# START OF Input

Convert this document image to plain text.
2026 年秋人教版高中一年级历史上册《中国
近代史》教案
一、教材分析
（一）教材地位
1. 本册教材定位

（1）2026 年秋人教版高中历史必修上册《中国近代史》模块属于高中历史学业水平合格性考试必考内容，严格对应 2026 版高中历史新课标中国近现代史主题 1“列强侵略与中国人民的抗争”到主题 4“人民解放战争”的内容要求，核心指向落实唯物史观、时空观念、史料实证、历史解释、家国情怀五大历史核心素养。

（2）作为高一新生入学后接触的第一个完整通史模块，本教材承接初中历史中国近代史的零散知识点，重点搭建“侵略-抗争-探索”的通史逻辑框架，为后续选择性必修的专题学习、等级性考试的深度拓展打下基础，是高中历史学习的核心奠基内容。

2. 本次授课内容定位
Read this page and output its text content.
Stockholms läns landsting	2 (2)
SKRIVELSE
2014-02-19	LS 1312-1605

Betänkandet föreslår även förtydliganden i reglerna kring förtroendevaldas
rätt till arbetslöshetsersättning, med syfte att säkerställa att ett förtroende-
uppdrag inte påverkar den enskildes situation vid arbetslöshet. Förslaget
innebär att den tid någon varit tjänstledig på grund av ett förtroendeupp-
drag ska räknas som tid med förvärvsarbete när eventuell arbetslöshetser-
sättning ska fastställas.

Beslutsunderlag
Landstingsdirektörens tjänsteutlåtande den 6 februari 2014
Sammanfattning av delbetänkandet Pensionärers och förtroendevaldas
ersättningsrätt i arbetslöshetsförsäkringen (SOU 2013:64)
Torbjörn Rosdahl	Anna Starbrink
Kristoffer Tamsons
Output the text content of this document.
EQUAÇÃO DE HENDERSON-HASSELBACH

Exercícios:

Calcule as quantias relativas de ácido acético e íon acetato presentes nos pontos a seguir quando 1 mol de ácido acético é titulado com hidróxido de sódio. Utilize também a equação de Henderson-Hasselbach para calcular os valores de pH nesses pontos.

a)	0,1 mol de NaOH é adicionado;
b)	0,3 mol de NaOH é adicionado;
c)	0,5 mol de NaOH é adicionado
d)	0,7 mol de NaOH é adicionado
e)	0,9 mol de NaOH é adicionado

# END OF Input
# START OF Input

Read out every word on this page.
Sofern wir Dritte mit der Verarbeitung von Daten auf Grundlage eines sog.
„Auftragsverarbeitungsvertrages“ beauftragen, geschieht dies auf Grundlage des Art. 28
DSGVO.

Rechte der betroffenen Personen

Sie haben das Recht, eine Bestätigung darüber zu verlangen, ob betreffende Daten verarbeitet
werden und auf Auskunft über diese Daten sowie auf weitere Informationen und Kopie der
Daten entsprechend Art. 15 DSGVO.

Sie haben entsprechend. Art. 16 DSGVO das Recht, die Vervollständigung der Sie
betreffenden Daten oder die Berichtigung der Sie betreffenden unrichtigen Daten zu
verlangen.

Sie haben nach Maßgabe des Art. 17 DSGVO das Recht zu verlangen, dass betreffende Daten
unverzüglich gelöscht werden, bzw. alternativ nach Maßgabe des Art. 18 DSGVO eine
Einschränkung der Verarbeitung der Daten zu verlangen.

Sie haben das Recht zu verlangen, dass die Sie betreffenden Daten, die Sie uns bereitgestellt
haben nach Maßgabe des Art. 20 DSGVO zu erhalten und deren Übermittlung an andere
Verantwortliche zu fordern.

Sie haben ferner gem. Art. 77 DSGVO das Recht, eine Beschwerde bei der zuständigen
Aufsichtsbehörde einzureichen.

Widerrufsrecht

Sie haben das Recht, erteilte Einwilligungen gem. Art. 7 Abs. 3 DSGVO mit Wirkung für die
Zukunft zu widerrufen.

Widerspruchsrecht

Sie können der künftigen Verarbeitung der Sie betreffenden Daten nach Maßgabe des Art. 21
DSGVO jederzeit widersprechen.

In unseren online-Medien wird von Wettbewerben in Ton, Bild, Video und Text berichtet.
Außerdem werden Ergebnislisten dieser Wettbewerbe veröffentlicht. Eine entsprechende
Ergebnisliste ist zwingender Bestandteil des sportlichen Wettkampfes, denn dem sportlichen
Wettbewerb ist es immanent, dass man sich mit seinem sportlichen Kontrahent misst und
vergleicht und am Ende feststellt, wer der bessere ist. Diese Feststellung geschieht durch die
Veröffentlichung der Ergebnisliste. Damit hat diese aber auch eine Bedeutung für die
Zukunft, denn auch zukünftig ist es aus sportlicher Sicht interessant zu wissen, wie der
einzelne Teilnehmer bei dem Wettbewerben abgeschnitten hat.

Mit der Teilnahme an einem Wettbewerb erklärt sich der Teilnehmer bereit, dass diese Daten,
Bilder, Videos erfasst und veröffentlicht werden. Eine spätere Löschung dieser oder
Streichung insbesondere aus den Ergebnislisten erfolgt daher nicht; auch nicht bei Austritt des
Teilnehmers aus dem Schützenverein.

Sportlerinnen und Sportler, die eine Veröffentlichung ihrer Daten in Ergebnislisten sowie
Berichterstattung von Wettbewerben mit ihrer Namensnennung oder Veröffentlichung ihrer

# END OF Input
# START OF Input

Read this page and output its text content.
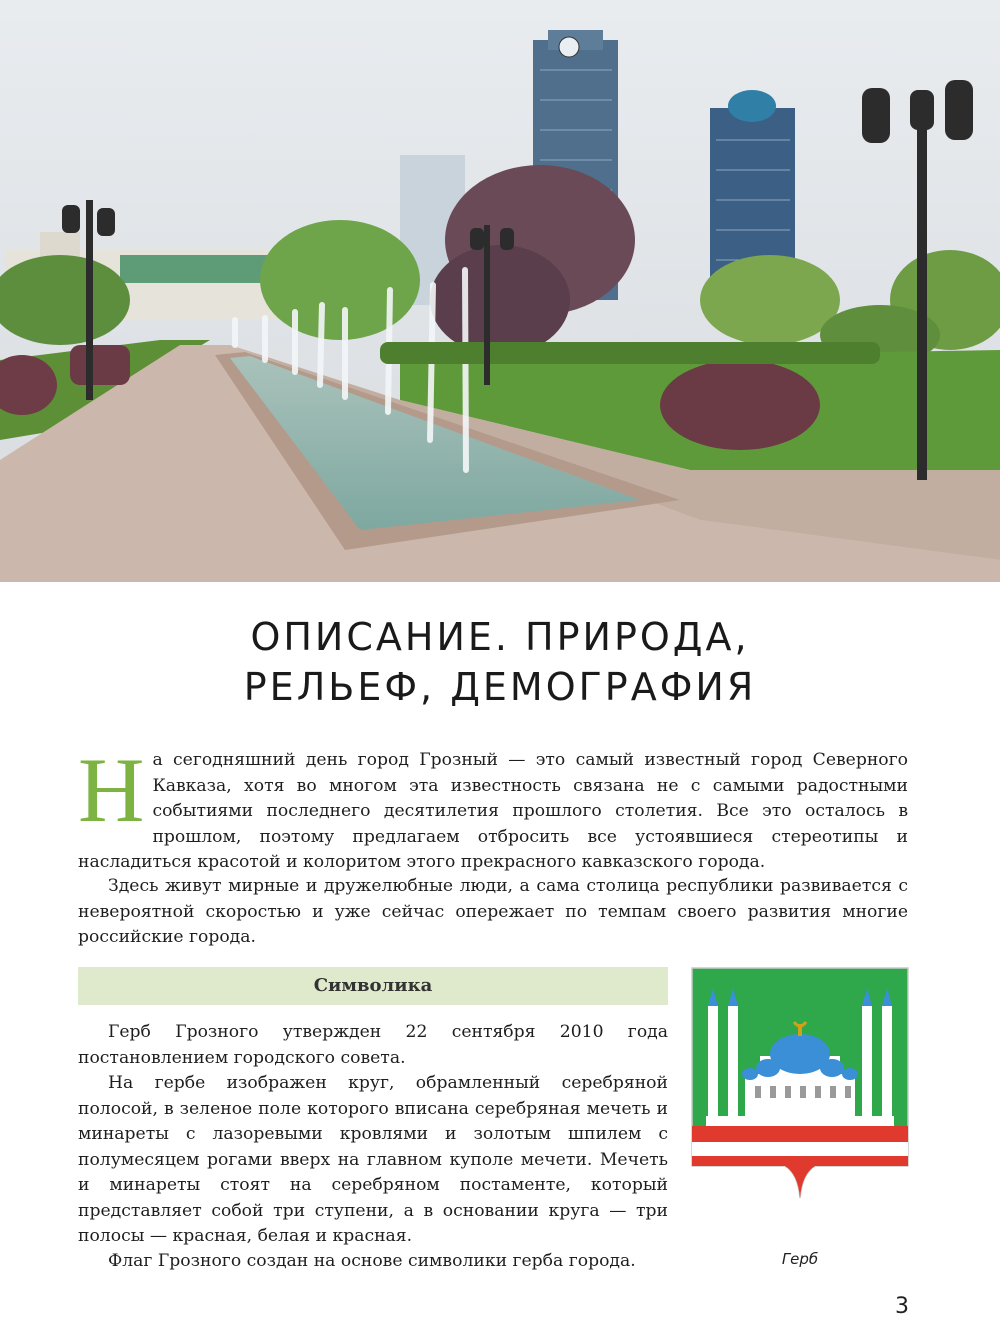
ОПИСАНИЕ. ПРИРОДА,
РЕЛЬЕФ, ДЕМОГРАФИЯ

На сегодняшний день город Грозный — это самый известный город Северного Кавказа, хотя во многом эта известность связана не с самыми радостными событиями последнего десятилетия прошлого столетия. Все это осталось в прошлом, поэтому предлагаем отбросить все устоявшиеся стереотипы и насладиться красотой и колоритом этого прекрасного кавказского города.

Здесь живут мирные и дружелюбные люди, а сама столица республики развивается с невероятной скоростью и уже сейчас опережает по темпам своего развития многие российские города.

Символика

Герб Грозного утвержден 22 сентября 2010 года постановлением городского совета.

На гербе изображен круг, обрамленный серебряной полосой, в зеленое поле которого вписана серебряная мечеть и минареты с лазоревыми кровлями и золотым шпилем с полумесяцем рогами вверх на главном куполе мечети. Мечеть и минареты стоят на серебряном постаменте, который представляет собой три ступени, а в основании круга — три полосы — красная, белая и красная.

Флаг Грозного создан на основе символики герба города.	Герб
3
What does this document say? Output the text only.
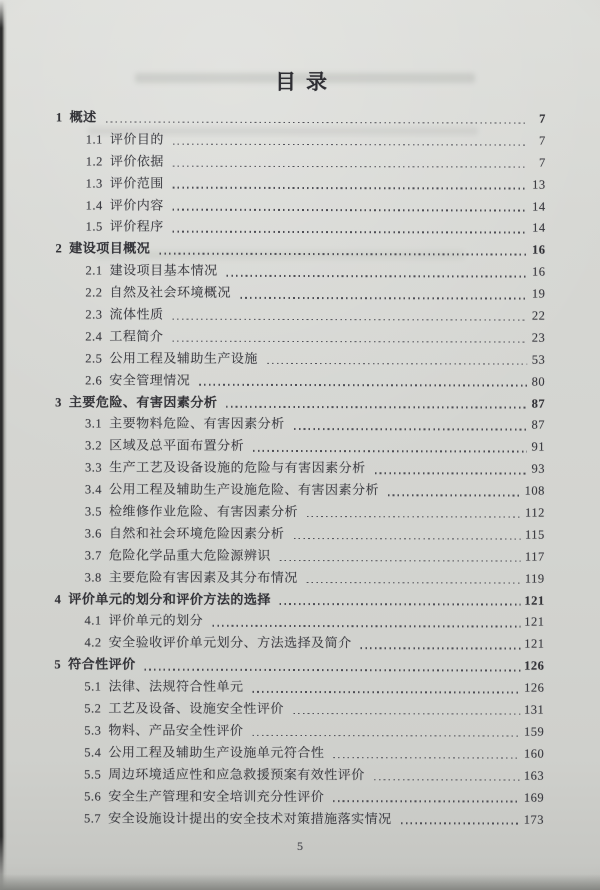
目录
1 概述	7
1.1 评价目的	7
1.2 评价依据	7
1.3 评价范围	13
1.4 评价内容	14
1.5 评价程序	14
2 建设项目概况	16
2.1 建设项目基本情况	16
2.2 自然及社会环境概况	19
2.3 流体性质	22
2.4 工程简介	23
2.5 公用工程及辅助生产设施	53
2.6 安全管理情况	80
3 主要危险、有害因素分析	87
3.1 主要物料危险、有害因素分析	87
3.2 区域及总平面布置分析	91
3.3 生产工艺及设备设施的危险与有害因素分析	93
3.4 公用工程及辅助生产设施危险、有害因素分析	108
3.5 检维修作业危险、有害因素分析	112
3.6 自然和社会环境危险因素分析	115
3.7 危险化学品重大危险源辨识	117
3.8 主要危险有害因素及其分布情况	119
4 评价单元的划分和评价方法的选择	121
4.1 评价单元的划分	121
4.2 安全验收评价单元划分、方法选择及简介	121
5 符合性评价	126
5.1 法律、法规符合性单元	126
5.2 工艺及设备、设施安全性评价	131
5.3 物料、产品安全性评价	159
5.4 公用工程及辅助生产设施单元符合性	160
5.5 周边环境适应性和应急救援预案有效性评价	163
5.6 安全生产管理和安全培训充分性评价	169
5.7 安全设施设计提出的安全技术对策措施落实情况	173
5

# END OF Input

* _Prompt_
Within the material above, find the lines that contain the word "Грозного"; copy them.

* _Final result_
Герб Грозного утвержден 22 сентября 2010 года постановлением городского совета.
Флаг Грозного создан на основе символики герба города.	Герб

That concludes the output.